**Stated task:** In the listing below, locate the lines bearing the word "καφέ". Copy every one of them.
++++ Input data
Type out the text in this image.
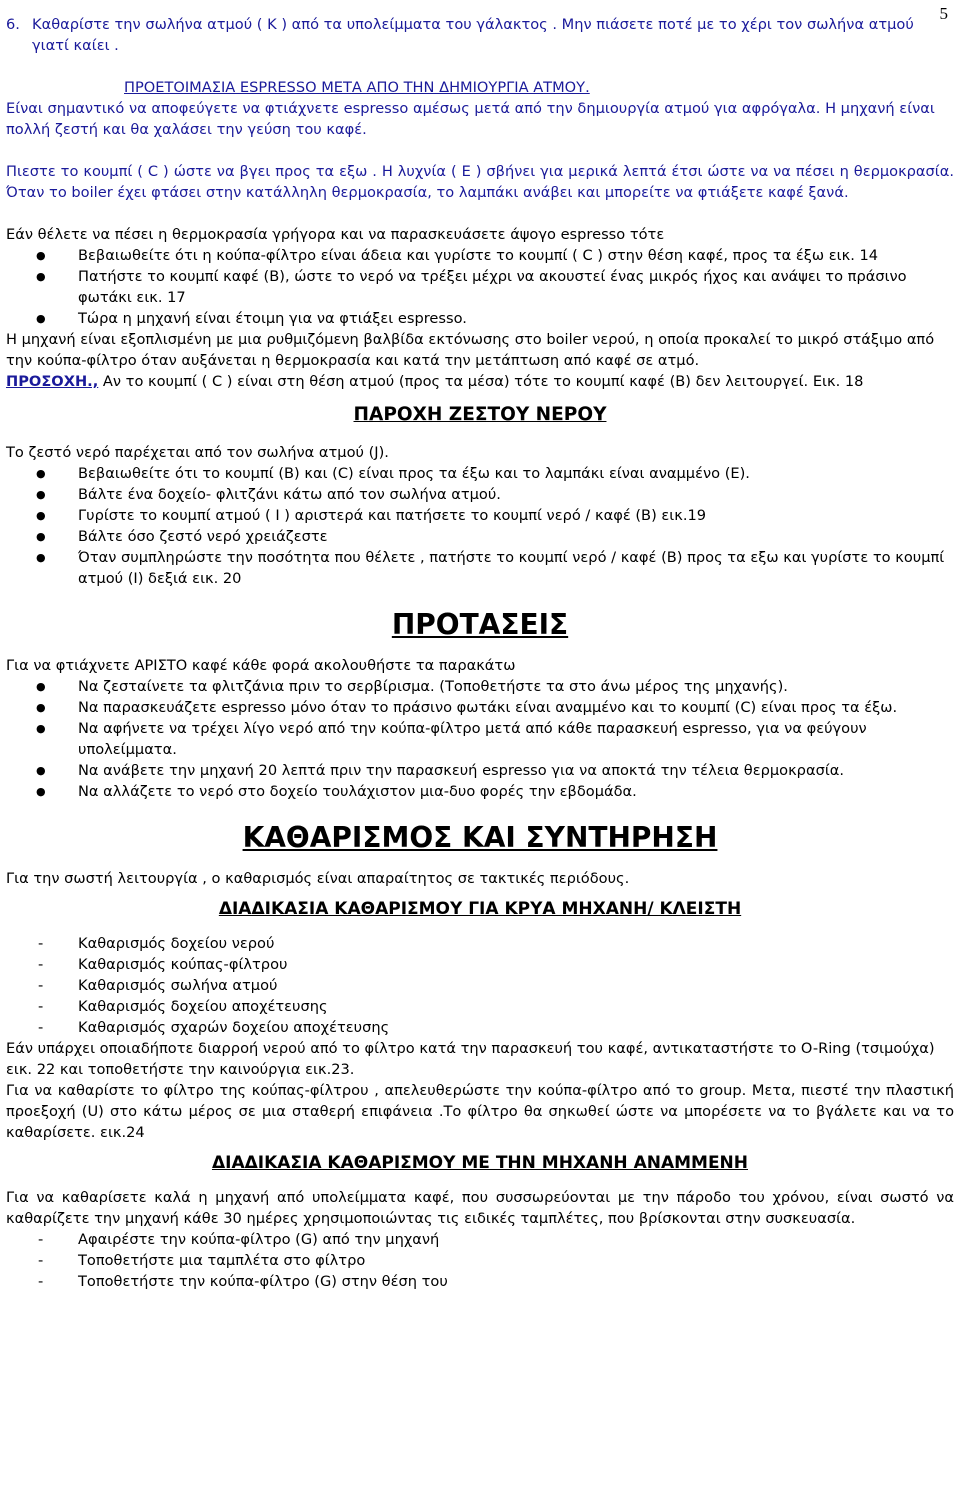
5
6. Καθαρίστε την σωλήνα ατμού ( K ) από τα υπολείμματα του γάλακτος . Μην πιάσετε ποτέ με το χέρι τον σωλήνα ατμού γιατί καίει .

ΠΡΟΕΤΟΙΜΑΣΙΑ ESPRESSO ΜΕΤΑ ΑΠΟ ΤΗΝ ΔΗΜΙΟΥΡΓΙΑ ΑΤΜΟΥ.

Είναι σημαντικό να αποφεύγετε να φτιάχνετε espresso αμέσως μετά από την δημιουργία ατμού για αφρόγαλα. Η μηχανή είναι πολλή ζεστή και θα χαλάσει την γεύση του καφέ.

Πιεστε το κουμπί ( C ) ώστε να βγει προς τα εξω . Η λυχνία ( E ) σβήνει για μερικά λεπτά έτσι ώστε να να πέσει η θερμοκρασία. Όταν το boiler έχει φτάσει στην κατάλληλη θερμοκρασία, το λαμπάκι ανάβει και μπορείτε να φτιάξετε καφέ ξανά.

Εάν θέλετε να πέσει η θερμοκρασία γρήγορα και να παρασκευάσετε άψογο espresso τότε

●	Βεβαιωθείτε ότι η κούπα-φίλτρο είναι άδεια και γυρίστε το κουμπί ( C ) στην θέση καφέ, προς τα έξω εικ. 14
●	Πατήστε το κουμπί καφέ (B), ώστε το νερό να τρέξει μέχρι να ακουστεί ένας μικρός ήχος και ανάψει το πράσινο φωτάκι εικ. 17
●	Τώρα η μηχανή είναι έτοιμη για να φτιάξει espresso.

Η μηχανή είναι εξοπλισμένη με μια ρυθμιζόμενη βαλβίδα εκτόνωσης στο boiler νερού, η οποία προκαλεί το μικρό στάξιμο από την κούπα-φίλτρο όταν αυξάνεται η θερμοκρασία και κατά την μετάπτωση από καφέ σε ατμό.

ΠΡΟΣΟΧΗ., Αν το κουμπί ( C ) είναι στη θέση ατμού (προς τα μέσα) τότε το κουμπί καφέ (B) δεν λειτουργεί. Εικ. 18

ΠΑΡΟΧΗ ΖΕΣΤΟΥ ΝΕΡΟΥ

Το ζεστό νερό παρέχεται από τον σωλήνα ατμού (J).

●	Βεβαιωθείτε ότι το κουμπί (B) και (C) είναι προς τα έξω και το λαμπάκι είναι αναμμένο (E).
●	Βάλτε ένα δοχείο- φλιτζάνι κάτω από τον σωλήνα ατμού.
●	Γυρίστε το κουμπί ατμού ( I ) αριστερά και πατήσετε το κουμπί νερό / καφέ (B) εικ.19
●	Βάλτε όσο ζεστό νερό χρειάζεστε
●	Όταν συμπληρώστε την ποσότητα που θέλετε , πατήστε το κουμπί νερό / καφέ (B) προς τα εξω και γυρίστε το κουμπί ατμού (I) δεξιά εικ. 20
ΠΡΟΤΑΣΕΙΣ

Για να φτιάχνετε ΑΡΙΣΤΟ καφέ κάθε φορά ακολουθήστε τα παρακάτω

●	Να ζεσταίνετε τα φλιτζάνια πριν το σερβίρισμα. (Τοποθετήστε τα στο άνω μέρος της μηχανής).
●	Να παρασκευάζετε espresso μόνο όταν το πράσινο φωτάκι είναι αναμμένο και το κουμπί (C) είναι προς τα έξω.
●	Να αφήνετε να τρέχει λίγο νερό από την κούπα-φίλτρο μετά από κάθε παρασκευή espresso, για να φεύγουν υπολείμματα.
●	Να ανάβετε την μηχανή 20 λεπτά πριν την παρασκευή espresso για να αποκτά την τέλεια θερμοκρασία.
●	Να αλλάζετε το νερό στο δοχείο τουλάχιστον μια-δυο φορές την εβδομάδα.
ΚΑΘΑΡΙΣΜΟΣ ΚΑΙ ΣΥΝΤΗΡΗΣΗ

Για την σωστή λειτουργία , ο καθαρισμός είναι απαραίτητος σε τακτικές περιόδους.

ΔΙΑΔΙΚΑΣΙΑ ΚΑΘΑΡΙΣΜΟΥ ΓΙΑ ΚΡΥΑ ΜΗΧΑΝΗ/ ΚΛΕΙΣΤΗ
-	Καθαρισμός δοχείου νερού
-	Καθαρισμός κούπας-φίλτρου
-	Καθαρισμός σωλήνα ατμού
-	Καθαρισμός δοχείου αποχέτευσης
-	Καθαρισμός σχαρών δοχείου αποχέτευσης

Εάν υπάρχει οποιαδήποτε διαρροή νερού από το φίλτρο κατά την παρασκευή του καφέ, αντικαταστήστε το O-Ring (τσιμούχα) εικ. 22 και τοποθετήστε την καινούργια εικ.23.

Για να καθαρίστε το φίλτρο της κούπας-φίλτρου , απελευθερώστε την κούπα-φίλτρο από το group. Μετα, πιεστέ την πλαστική προεξοχή (U) στο κάτω μέρος σε μια σταθερή επιφάνεια .Το φίλτρο θα σηκωθεί ώστε να μπορέσετε να το βγάλετε και να το καθαρίσετε. εικ.24

ΔΙΑΔΙΚΑΣΙΑ ΚΑΘΑΡΙΣΜΟΥ ΜΕ ΤΗΝ ΜΗΧΑΝΗ ΑΝΑΜΜΕΝΗ

Για να καθαρίσετε καλά η μηχανή από υπολείμματα καφέ, που συσσωρεύονται με την πάροδο του χρόνου, είναι σωστό να καθαρίζετε την μηχανή κάθε 30 ημέρες χρησιμοποιώντας τις ειδικές ταμπλέτες, που βρίσκονται στην συσκευασία.

-	Αφαιρέστε την κούπα-φίλτρο (G) από την μηχανή
-	Τοποθετήστε μια ταμπλέτα στο φίλτρο
-	Τοποθετήστε την κούπα-φίλτρο (G) στην θέση του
++++++++
**Output of the task:**
Είναι σημαντικό να αποφεύγετε να φτιάχνετε espresso αμέσως μετά από την δημιουργία ατμού για αφρόγαλα. Η μηχανή είναι πολλή ζεστή και θα χαλάσει την γεύση του καφέ.
Πιεστε το κουμπί ( C ) ώστε να βγει προς τα εξω . Η λυχνία ( E ) σβήνει για μερικά λεπτά έτσι ώστε να να πέσει η θερμοκρασία. Όταν το boiler έχει φτάσει στην κατάλληλη θερμοκρασία, το λαμπάκι ανάβει και μπορείτε να φτιάξετε καφέ ξανά.
●	Βεβαιωθείτε ότι η κούπα-φίλτρο είναι άδεια και γυρίστε το κουμπί ( C ) στην θέση καφέ, προς τα έξω εικ. 14
●	Πατήστε το κουμπί καφέ (B), ώστε το νερό να τρέξει μέχρι να ακουστεί ένας μικρός ήχος και ανάψει το πράσινο φωτάκι εικ. 17
Η μηχανή είναι εξοπλισμένη με μια ρυθμιζόμενη βαλβίδα εκτόνωσης στο boiler νερού, η οποία προκαλεί το μικρό στάξιμο από την κούπα-φίλτρο όταν αυξάνεται η θερμοκρασία και κατά την μετάπτωση από καφέ σε ατμό.
ΠΡΟΣΟΧΗ., Αν το κουμπί ( C ) είναι στη θέση ατμού (προς τα μέσα) τότε το κουμπί καφέ (B) δεν λειτουργεί. Εικ. 18
●	Γυρίστε το κουμπί ατμού ( I ) αριστερά και πατήσετε το κουμπί νερό / καφέ (B) εικ.19
●	Όταν συμπληρώστε την ποσότητα που θέλετε , πατήστε το κουμπί νερό / καφέ (B) προς τα εξω και γυρίστε το κουμπί ατμού (I) δεξιά εικ. 20
Για να φτιάχνετε ΑΡΙΣΤΟ καφέ κάθε φορά ακολουθήστε τα παρακάτω
Εάν υπάρχει οποιαδήποτε διαρροή νερού από το φίλτρο κατά την παρασκευή του καφέ, αντικαταστήστε το O-Ring (τσιμούχα) εικ. 22 και τοποθετήστε την καινούργια εικ.23.
Για να καθαρίσετε καλά η μηχανή από υπολείμματα καφέ, που συσσωρεύονται με την πάροδο του χρόνου, είναι σωστό να καθαρίζετε την μηχανή κάθε 30 ημέρες χρησιμοποιώντας τις ειδικές ταμπλέτες, που βρίσκονται στην συσκευασία.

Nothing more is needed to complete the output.